:: STATED PROBLEM ::
Reproduce the listing word for word. Skip any image.
*** RECORDED DATA ***
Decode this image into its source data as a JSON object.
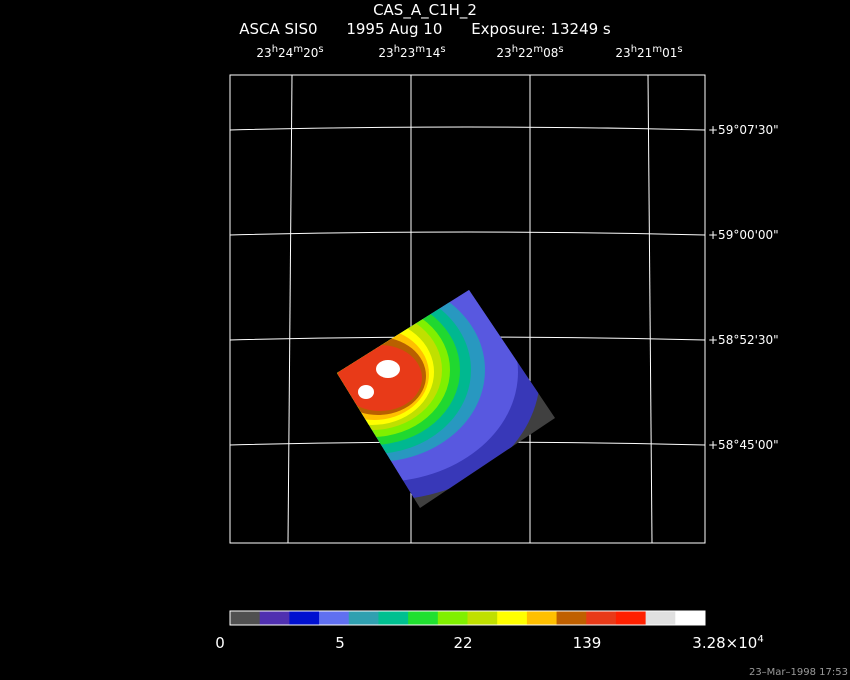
{
  "header": {
    "object": "CAS_A_C1H_2",
    "instrument": "ASCA SIS0",
    "date": "1995 Aug 10",
    "exposure": "Exposure: 13249 s"
  },
  "ra_labels": [
    {
      "h": "23",
      "m": "24",
      "s": "20"
    },
    {
      "h": "23",
      "m": "23",
      "s": "14"
    },
    {
      "h": "23",
      "m": "22",
      "s": "08"
    },
    {
      "h": "23",
      "m": "21",
      "s": "01"
    }
  ],
  "dec_labels": [
    "+59°07'30\"",
    "+59°00'00\"",
    "+58°52'30\"",
    "+58°45'00\""
  ],
  "colorbar": {
    "colors": [
      "#505050",
      "#5030b0",
      "#0010d0",
      "#6070f0",
      "#30a0b0",
      "#00c090",
      "#20e030",
      "#80f000",
      "#c0e000",
      "#ffff00",
      "#ffc000",
      "#c06000",
      "#e83a18",
      "#ff2000",
      "#e0e0e0",
      "#ffffff"
    ],
    "labels": [
      "0",
      "5",
      "22",
      "139"
    ],
    "max_mantissa": "3.28×10",
    "max_exp": "4"
  },
  "timestamp": "23–Mar–1998 17:53"
}
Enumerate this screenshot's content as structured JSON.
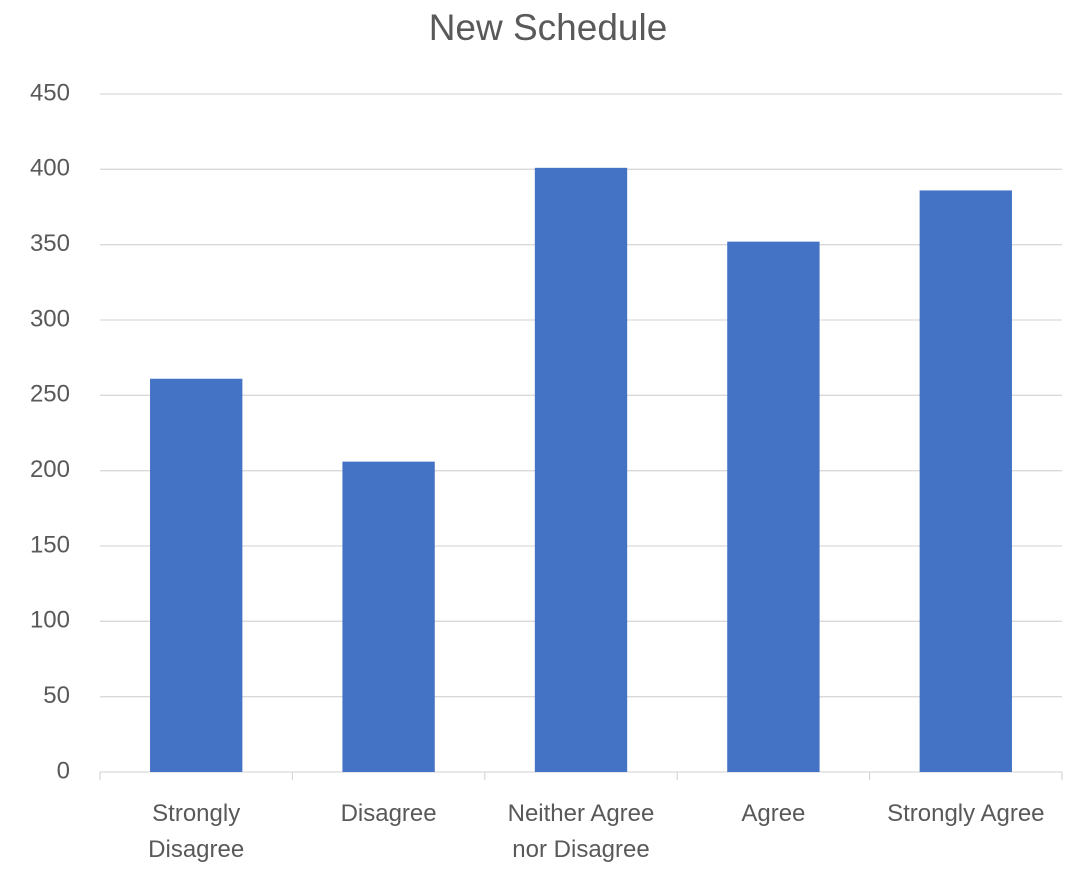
***
:: SOLUTION FOR THIS EXERCISE ::
Decode this image into its source data as a JSON object.
{
  "header": {
    "object": "CAS_A_C1H_2",
    "instrument": "ASCA SIS0",
    "date": "1995 Aug 10",
    "exposure": "Exposure: 13249 s"
  },
  "ra_labels": [
    {
      "h": "23",
      "m": "24",
      "s": "20"
    },
    {
      "h": "23",
      "m": "23",
      "s": "14"
    },
    {
      "h": "23",
      "m": "22",
      "s": "08"
    },
    {
      "h": "23",
      "m": "21",
      "s": "01"
    }
  ],
  "dec_labels": [
    "+59°07'30\"",
    "+59°00'00\"",
    "+58°52'30\"",
    "+58°45'00\""
  ],
  "colorbar": {
    "colors": [
      "#505050",
      "#5030b0",
      "#0010d0",
      "#6070f0",
      "#30a0b0",
      "#00c090",
      "#20e030",
      "#80f000",
      "#c0e000",
      "#ffff00",
      "#ffc000",
      "#c06000",
      "#e83a18",
      "#ff2000",
      "#e0e0e0",
      "#ffffff"
    ],
    "labels": [
      "0",
      "5",
      "22",
      "139"
    ],
    "max_mantissa": "3.28×10",
    "max_exp": "4"
  },
  "timestamp": "23–Mar–1998 17:53"
}
Enumerate this screenshot's content as structured JSON.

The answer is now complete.